*やること:*
1. 出国税の記事によると、出国税はいま1人いくら取られていますか。
2. 出国税の記事の「自民党の部会で、引き上げ幅や使途について意見集約を始めた。」という言葉がある所から書き写し始めて、「に関する施策に限られている。」まで来たら止めてください。一字も変えないでください。

*元の記事:*
現在1000円の出国税、3000~5000円への引き上げ検討 観光公害対策に使い道拡大へ

出国税をイメージした写真

政府・与党が、「出国税」として1人1000円を徴収している国際観光旅客税の引き上げを検討していることがわかった。

訪日外国人の急増に伴って各地で問題となっているオーバーツーリズム(観光公害)対策などに税収を充てられるよう、使い道を拡大する方針だ。

自民党の部会で、引き上げ幅や使途について意見集約を始めた。

海外ではエジプトで約3750円、オーストラリアで約7000円など、日本より高額であることを念頭に置き、税額を3000円や5000円に引き上げる案が浮上している。

また現在は税収の使い道が、訪日誘客のプロモーションや、リゾート地の整備といった国際観光振興に関する施策に限られている。

*データ抜粋:*
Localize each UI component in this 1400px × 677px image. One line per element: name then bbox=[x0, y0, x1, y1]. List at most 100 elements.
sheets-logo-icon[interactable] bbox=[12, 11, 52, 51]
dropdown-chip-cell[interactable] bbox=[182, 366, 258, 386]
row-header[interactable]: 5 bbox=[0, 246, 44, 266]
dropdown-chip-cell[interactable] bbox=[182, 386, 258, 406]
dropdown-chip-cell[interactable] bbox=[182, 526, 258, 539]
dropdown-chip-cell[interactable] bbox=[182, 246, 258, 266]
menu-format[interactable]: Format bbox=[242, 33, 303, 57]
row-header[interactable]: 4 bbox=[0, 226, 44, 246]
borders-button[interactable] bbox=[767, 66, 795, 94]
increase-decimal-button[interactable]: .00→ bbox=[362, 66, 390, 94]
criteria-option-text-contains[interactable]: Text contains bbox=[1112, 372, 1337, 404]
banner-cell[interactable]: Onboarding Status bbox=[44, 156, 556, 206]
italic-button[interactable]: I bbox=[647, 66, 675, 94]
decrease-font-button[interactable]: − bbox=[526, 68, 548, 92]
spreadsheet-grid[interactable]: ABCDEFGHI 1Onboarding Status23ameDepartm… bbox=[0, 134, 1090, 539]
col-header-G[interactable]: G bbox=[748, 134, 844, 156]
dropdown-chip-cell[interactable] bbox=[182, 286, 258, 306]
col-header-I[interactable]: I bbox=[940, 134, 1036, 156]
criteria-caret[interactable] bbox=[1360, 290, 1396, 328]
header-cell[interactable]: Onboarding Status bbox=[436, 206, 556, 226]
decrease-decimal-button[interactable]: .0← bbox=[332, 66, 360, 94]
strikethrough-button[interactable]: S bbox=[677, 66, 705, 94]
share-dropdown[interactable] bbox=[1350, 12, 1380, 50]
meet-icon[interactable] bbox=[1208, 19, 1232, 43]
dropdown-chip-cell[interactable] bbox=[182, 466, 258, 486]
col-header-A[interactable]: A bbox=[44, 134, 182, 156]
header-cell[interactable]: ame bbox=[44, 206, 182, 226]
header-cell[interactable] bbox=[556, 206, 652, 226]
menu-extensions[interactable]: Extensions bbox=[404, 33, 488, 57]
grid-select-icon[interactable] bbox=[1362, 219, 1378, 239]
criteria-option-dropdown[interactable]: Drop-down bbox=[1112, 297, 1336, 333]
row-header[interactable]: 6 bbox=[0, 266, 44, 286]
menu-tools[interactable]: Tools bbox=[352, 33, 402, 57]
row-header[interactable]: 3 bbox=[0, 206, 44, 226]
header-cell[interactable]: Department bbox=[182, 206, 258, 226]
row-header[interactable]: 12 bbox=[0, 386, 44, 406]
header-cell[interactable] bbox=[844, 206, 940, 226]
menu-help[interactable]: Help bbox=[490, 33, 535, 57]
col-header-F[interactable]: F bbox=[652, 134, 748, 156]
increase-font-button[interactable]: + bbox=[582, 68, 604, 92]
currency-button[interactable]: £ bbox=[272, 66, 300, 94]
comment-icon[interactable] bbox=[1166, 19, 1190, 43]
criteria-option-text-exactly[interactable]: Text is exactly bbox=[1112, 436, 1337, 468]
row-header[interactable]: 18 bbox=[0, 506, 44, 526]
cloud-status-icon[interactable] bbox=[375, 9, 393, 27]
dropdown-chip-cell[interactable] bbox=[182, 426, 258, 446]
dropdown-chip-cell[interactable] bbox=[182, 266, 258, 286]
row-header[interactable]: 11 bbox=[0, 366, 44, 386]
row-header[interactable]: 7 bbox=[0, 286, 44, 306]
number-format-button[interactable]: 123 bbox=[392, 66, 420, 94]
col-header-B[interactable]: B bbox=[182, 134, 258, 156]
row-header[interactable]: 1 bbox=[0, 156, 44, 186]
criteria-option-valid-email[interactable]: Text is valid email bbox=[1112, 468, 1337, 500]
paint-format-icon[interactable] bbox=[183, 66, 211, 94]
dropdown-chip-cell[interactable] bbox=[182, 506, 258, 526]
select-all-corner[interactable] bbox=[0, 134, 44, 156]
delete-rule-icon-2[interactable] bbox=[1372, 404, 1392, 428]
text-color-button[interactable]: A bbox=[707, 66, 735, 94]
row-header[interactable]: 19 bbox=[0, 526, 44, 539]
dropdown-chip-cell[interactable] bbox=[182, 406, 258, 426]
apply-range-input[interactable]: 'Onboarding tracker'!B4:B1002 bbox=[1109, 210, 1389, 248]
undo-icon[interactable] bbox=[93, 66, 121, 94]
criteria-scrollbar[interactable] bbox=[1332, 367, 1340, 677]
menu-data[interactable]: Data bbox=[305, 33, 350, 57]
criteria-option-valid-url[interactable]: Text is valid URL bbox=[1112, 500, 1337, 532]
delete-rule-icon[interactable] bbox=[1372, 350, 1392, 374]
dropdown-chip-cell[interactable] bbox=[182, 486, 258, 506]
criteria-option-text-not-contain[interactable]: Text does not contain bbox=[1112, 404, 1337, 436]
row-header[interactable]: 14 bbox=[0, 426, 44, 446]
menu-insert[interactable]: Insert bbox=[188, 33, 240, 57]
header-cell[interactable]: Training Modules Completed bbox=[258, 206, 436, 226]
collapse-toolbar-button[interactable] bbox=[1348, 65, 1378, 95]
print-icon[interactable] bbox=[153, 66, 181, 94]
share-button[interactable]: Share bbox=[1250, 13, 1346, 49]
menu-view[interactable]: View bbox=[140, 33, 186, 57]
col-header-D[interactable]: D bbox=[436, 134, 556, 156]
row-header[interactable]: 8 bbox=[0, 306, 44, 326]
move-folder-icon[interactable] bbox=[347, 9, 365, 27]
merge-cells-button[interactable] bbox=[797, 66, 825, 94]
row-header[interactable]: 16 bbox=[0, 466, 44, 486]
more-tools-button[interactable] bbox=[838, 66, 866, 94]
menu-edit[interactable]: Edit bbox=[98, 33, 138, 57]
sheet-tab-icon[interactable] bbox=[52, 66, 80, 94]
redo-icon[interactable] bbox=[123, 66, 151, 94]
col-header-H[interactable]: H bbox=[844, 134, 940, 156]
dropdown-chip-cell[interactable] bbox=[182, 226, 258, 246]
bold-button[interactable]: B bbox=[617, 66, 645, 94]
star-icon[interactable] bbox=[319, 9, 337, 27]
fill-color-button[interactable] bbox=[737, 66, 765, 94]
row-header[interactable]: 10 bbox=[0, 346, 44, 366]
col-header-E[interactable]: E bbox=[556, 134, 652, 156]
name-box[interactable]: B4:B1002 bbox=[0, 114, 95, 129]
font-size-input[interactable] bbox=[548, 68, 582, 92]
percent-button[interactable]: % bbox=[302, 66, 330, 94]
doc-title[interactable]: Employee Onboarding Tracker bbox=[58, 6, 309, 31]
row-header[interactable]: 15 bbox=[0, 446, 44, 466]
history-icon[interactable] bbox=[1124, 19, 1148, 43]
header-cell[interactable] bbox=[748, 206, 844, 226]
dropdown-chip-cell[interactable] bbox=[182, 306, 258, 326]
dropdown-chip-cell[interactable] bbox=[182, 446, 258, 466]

*回答一覧:*
1. 1人1000円です。

2.
自民党の部会で、引き上げ幅や使途について意見集約を始めた。

海外ではエジプトで約3750円、オーストラリアで約7000円など、日本より高額であることを念頭に置き、税額を3000円や5000円に引き上げる案が浮上している。

また現在は税収の使い道が、訪日誘客のプロモーションや、リゾート地の整備といった国際観光振興に関する施策に限られている。